» Work to do: Go through the material and tally the lines containing the string "mountains". Give the total alone.

(Collected data)
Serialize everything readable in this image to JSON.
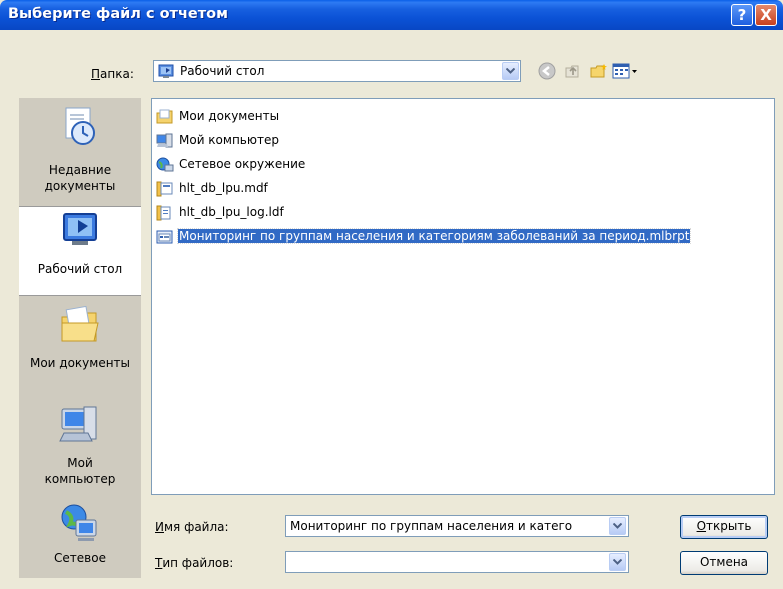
{
  "window": {
    "title": "Выберите файл с отчетом",
    "help_label": "?",
    "close_label": "X"
  },
  "lookin": {
    "label_accel": "П",
    "label_rest": "апка:",
    "value": "Рабочий стол",
    "icon": "desktop-icon"
  },
  "nav": {
    "icons": [
      "back-icon",
      "up-folder-icon",
      "new-folder-icon",
      "views-menu-icon"
    ]
  },
  "places": [
    {
      "label_line1": "Недавние",
      "label_line2": "документы",
      "icon": "recent-documents-icon"
    },
    {
      "label_line1": "Рабочий стол",
      "label_line2": "",
      "icon": "desktop-icon"
    },
    {
      "label_line1": "Мои документы",
      "label_line2": "",
      "icon": "my-documents-icon"
    },
    {
      "label_line1": "Мой",
      "label_line2": "компьютер",
      "icon": "my-computer-icon"
    },
    {
      "label_line1": "Сетевое",
      "label_line2": "",
      "icon": "network-icon"
    }
  ],
  "files": [
    {
      "name": "Мои документы",
      "icon": "folder-documents-icon"
    },
    {
      "name": "Мой компьютер",
      "icon": "computer-icon"
    },
    {
      "name": "Сетевое окружение",
      "icon": "network-places-icon"
    },
    {
      "name": "hlt_db_lpu.mdf",
      "icon": "mdf-file-icon"
    },
    {
      "name": "hlt_db_lpu_log.ldf",
      "icon": "ldf-file-icon"
    },
    {
      "name": "Мониторинг по группам населения и категориям заболеваний за период.mlbrpt",
      "icon": "report-file-icon"
    }
  ],
  "filename": {
    "label_accel": "И",
    "label_rest": "мя файла:",
    "value": "Мониторинг по группам населения и катего"
  },
  "filetype": {
    "label_accel": "Т",
    "label_rest": "ип файлов:",
    "value": ""
  },
  "buttons": {
    "open_accel": "О",
    "open_rest": "ткрыть",
    "cancel": "Отмена"
  },
  "colors": {
    "titlebar": "#0B52D6",
    "selection": "#316AC5",
    "dialog_bg": "#ECE9D8",
    "places_bg": "#CFCBBF"
  }
}
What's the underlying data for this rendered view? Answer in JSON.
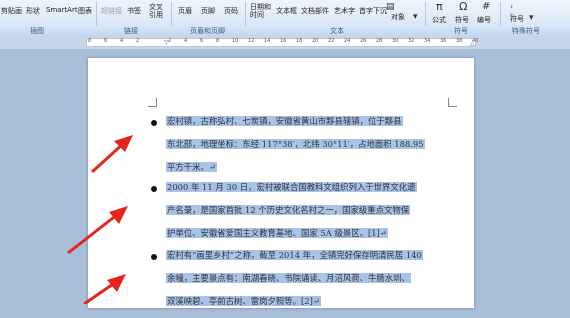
{
  "ribbon": {
    "buttons": [
      {
        "label": "剪贴画",
        "dim": false
      },
      {
        "label": "形状",
        "dim": false
      },
      {
        "label": "SmartArt",
        "dim": false
      },
      {
        "label": "图表",
        "dim": false
      },
      {
        "label": "超链接",
        "dim": true
      },
      {
        "label": "书签",
        "dim": false
      },
      {
        "label": "交叉引用",
        "dim": false
      },
      {
        "label": "页眉",
        "dim": false
      },
      {
        "label": "页脚",
        "dim": false
      },
      {
        "label": "页码",
        "dim": false
      },
      {
        "label": "日期和时间",
        "dim": false
      },
      {
        "label": "文本框",
        "dim": false
      },
      {
        "label": "文档部件",
        "dim": false
      },
      {
        "label": "艺术字",
        "dim": false
      },
      {
        "label": "首字下沉",
        "dim": false
      },
      {
        "label": "对象",
        "dim": false
      },
      {
        "label": "公式",
        "dim": false
      },
      {
        "label": "符号",
        "dim": false
      },
      {
        "label": "编号",
        "dim": false
      },
      {
        "label": "符号",
        "dim": false
      }
    ],
    "groups": [
      "插图",
      "链接",
      "页眉和页脚",
      "文本",
      "符号",
      "特殊符号"
    ]
  },
  "ruler": {
    "numbers": [
      "8",
      "6",
      "4",
      "2",
      "",
      "2",
      "4",
      "6",
      "8",
      "10",
      "12",
      "14",
      "16",
      "18",
      "20",
      "22",
      "24",
      "26",
      "28",
      "30",
      "32",
      "34",
      "36",
      "38",
      "40"
    ]
  },
  "document": {
    "paragraphs": [
      {
        "lines": [
          "宏村镇，古称弘村、七炭镇，安徽省黄山市黟县辖镇，位于黟县",
          "东北部，地理坐标：东经 117°38′，北纬 30°11′，占地面积 188.95",
          "平方千米。↵"
        ]
      },
      {
        "lines": [
          "2000 年 11 月 30 日，宏村被联合国教科文组织列入于世界文化遗",
          "产名录，是国家首批 12 个历史文化名村之一，国家级重点文物保",
          "护单位、安徽省爱国主义教育基地、国家 5A 级景区。[1]↵"
        ]
      },
      {
        "lines": [
          "宏村有“画里乡村”之称，截至 2014 年，全镇完好保存明清民居 140",
          "余幢，主要景点有：南湖春晓、书院诵读、月沼风荷、牛肠水圳、",
          "双溪映碧、亭前古树、雷岗夕照等。[2]↵"
        ]
      }
    ]
  },
  "colors": {
    "selection": "#a7c4e8",
    "arrow": "#e5251c",
    "ribbon": "#dce8f7"
  }
}
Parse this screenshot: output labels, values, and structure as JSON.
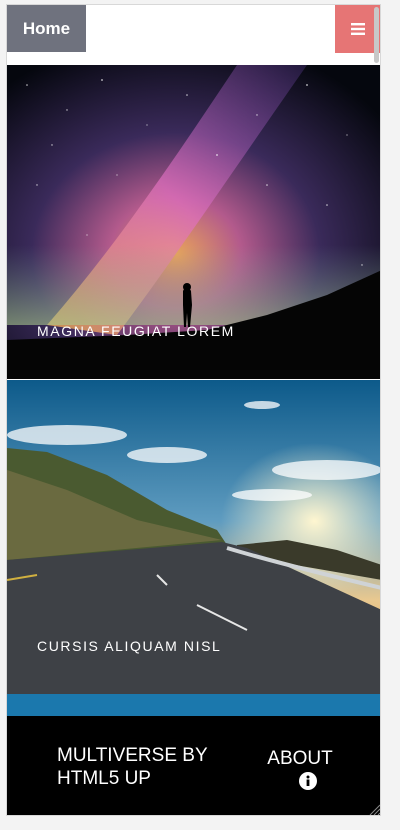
{
  "header": {
    "home_label": "Home",
    "menu_icon": "menu-icon"
  },
  "tiles": [
    {
      "caption": "MAGNA FEUGIAT LOREM",
      "image": "milky-way-silhouette-photo"
    },
    {
      "caption": "CURSIS ALIQUAM NISL",
      "image": "coastal-road-sunset-photo"
    }
  ],
  "footer": {
    "title": "MULTIVERSE BY HTML5 UP",
    "about_label": "ABOUT",
    "info_icon": "info-icon"
  },
  "colors": {
    "home_bg": "#6f727e",
    "menu_bg": "#e67575",
    "accent_bar": "#1b78ad",
    "footer_bg": "#000000"
  }
}
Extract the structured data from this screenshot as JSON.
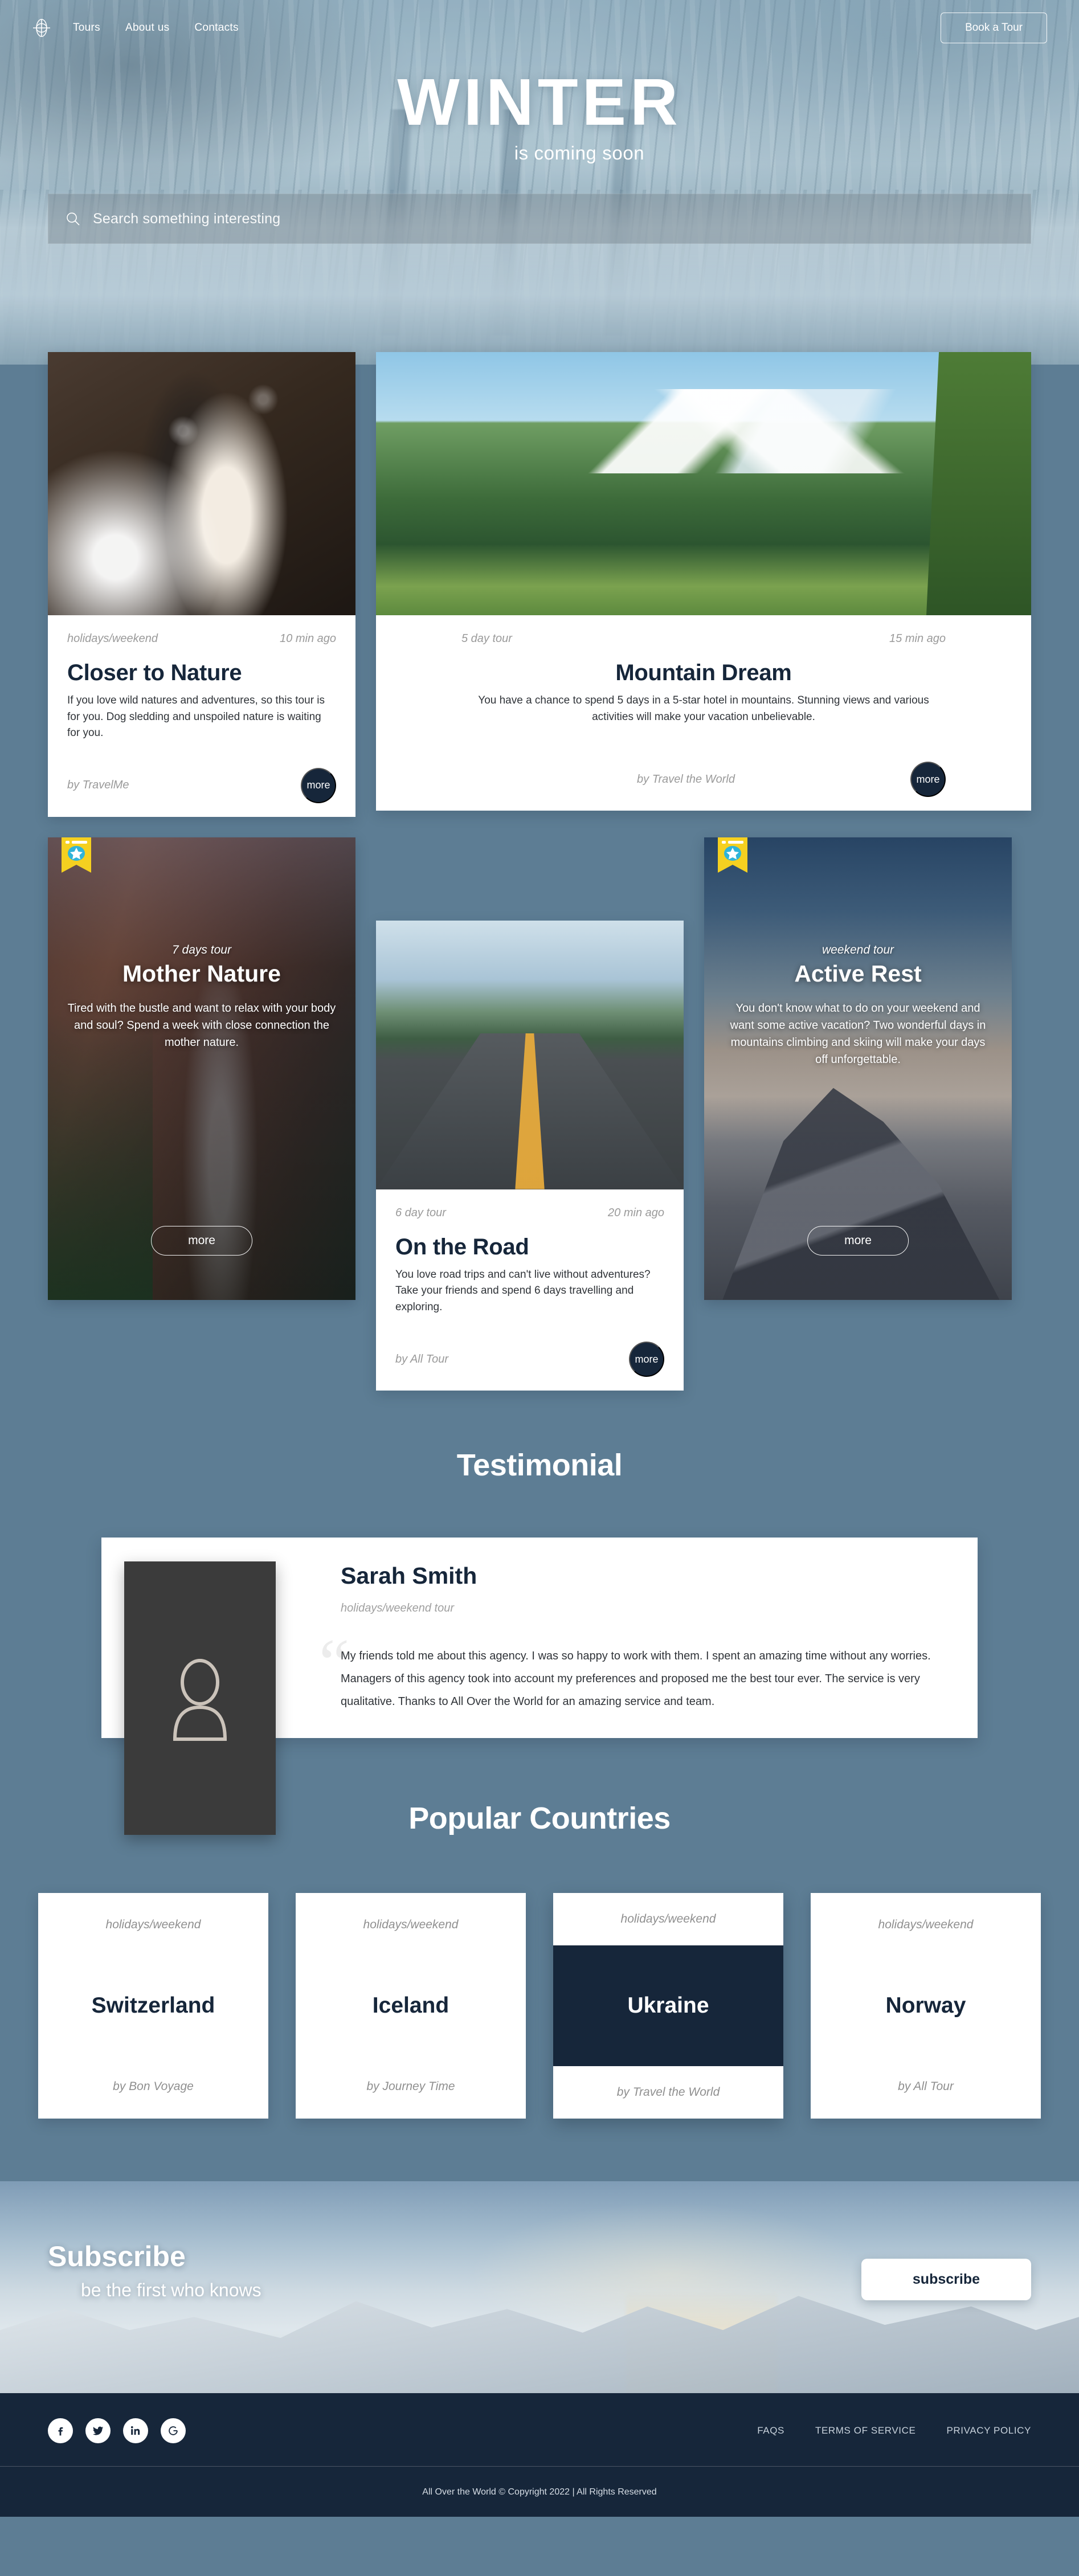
{
  "nav": {
    "logo_icon": "globe-icon",
    "links": [
      {
        "label": "Tours"
      },
      {
        "label": "About us"
      },
      {
        "label": "Contacts"
      }
    ],
    "cta_label": "Book a Tour"
  },
  "hero": {
    "title": "WINTER",
    "subtitle": "is coming soon",
    "search": {
      "icon": "search-icon",
      "placeholder": "Search something interesting",
      "value": ""
    }
  },
  "tours": {
    "closer_to_nature": {
      "tag": "holidays/weekend",
      "time": "10 min ago",
      "title": "Closer to Nature",
      "desc": "If you love wild natures and adventures, so this tour is for you. Dog sledding and unspoiled nature is waiting for you.",
      "by": "by TravelMe",
      "more_label": "more"
    },
    "mountain_dream": {
      "tag": "5 day tour",
      "time": "15 min ago",
      "title": "Mountain Dream",
      "desc": "You have a chance to spend 5 days in a 5-star hotel in mountains. Stunning views and various activities will make your vacation unbelievable.",
      "by": "by Travel the World",
      "more_label": "more"
    },
    "mother_nature": {
      "tag": "7 days tour",
      "title": "Mother Nature",
      "desc": "Tired with the bustle and want to relax with your body and soul? Spend a week with close connection the mother nature.",
      "more_label": "more",
      "badge_icon": "star-ribbon-icon"
    },
    "on_the_road": {
      "tag": "6 day tour",
      "time": "20 min ago",
      "title": "On the Road",
      "desc": "You love road trips and can't live without adventures? Take your friends and spend 6 days travelling and exploring.",
      "by": "by All Tour",
      "more_label": "more"
    },
    "active_rest": {
      "tag": "weekend tour",
      "title": "Active Rest",
      "desc": "You don't know what to do on your weekend and want some active vacation? Two wonderful days in mountains climbing and skiing will make your days off unforgettable.",
      "more_label": "more",
      "badge_icon": "star-ribbon-icon"
    }
  },
  "testimonial": {
    "section_title": "Testimonial",
    "avatar_icon": "person-icon",
    "name": "Sarah Smith",
    "tag": "holidays/weekend tour",
    "quote_mark": "“",
    "text": "My friends told me about this agency. I was so happy to work with them. I spent an amazing time without any worries. Managers of this agency took into account my preferences and proposed me the best tour ever. The service is very qualitative. Thanks to All Over the World for an amazing service and team."
  },
  "countries": {
    "section_title": "Popular Countries",
    "items": [
      {
        "tag": "holidays/weekend",
        "name": "Switzerland",
        "by": "by Bon Voyage",
        "active": false
      },
      {
        "tag": "holidays/weekend",
        "name": "Iceland",
        "by": "by Journey Time",
        "active": false
      },
      {
        "tag": "holidays/weekend",
        "name": "Ukraine",
        "by": "by Travel the World",
        "active": true
      },
      {
        "tag": "holidays/weekend",
        "name": "Norway",
        "by": "by All Tour",
        "active": false
      }
    ]
  },
  "subscribe": {
    "title": "Subscribe",
    "subtitle": "be the first who knows",
    "button_label": "subscribe"
  },
  "footer": {
    "social": [
      {
        "name": "facebook-icon",
        "glyph": "f"
      },
      {
        "name": "twitter-icon",
        "glyph": "t"
      },
      {
        "name": "linkedin-icon",
        "glyph": "in"
      },
      {
        "name": "google-icon",
        "glyph": "G"
      }
    ],
    "links": [
      {
        "label": "FAQS"
      },
      {
        "label": "TERMS OF SERVICE"
      },
      {
        "label": "PRIVACY POLICY"
      }
    ],
    "copyright": "All Over the World © Copyright 2022 | All Rights Reserved"
  },
  "colors": {
    "page_bg": "#5d7d94",
    "dark": "#16263a",
    "ribbon_yellow": "#f5d020",
    "ribbon_blue": "#2fb4d9",
    "accent_white": "#ffffff"
  }
}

» Result of the task: 2